(Data entries)
◆ ◆ ◆ ◆ ◆ ◆ ◆

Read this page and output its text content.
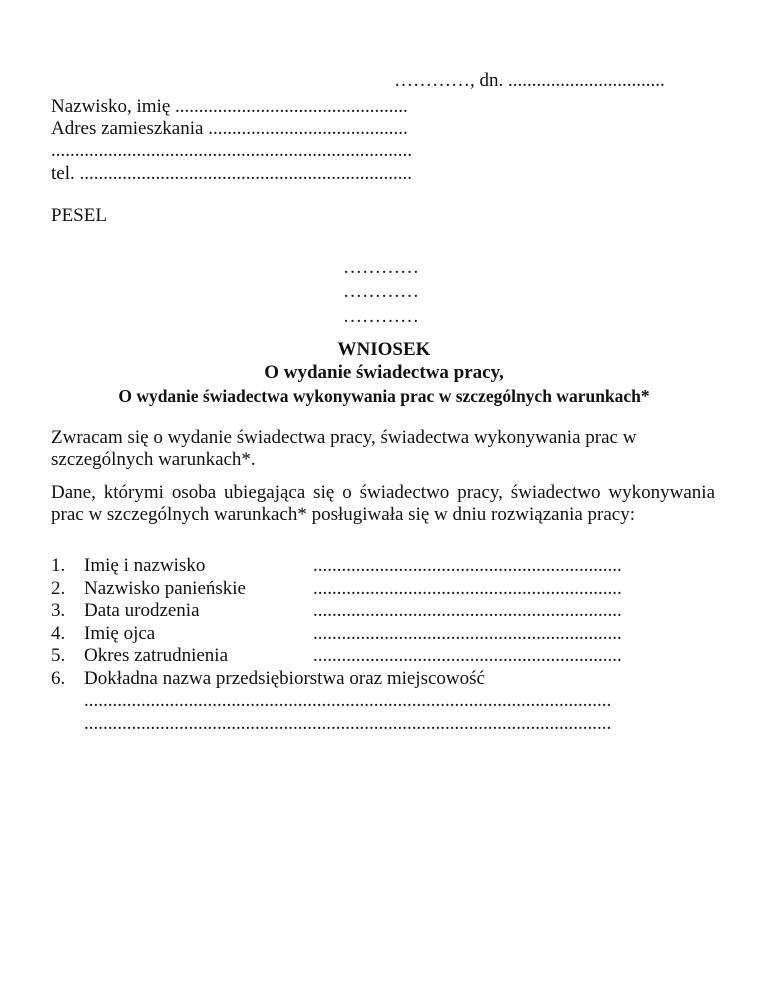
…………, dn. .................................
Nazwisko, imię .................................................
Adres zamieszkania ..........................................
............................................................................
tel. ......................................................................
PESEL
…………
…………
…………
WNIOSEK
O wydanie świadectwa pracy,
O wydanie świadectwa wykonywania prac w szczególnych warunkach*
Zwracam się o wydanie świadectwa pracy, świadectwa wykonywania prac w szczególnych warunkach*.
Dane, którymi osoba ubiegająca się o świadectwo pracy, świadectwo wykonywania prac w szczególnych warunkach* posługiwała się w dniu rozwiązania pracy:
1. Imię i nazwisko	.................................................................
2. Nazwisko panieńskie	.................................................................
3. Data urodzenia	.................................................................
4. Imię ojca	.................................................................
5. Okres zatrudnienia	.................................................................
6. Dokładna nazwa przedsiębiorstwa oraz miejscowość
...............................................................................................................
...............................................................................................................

◆ ◆ ◆ ◆ ◆ ◆ ◆

[What you will do]
Find "świadectwa". Copy every line it occurs in.

[Solution to this problem]
O wydanie świadectwa pracy,
O wydanie świadectwa wykonywania prac w szczególnych warunkach*
Zwracam się o wydanie świadectwa pracy, świadectwa wykonywania prac w szczególnych warunkach*.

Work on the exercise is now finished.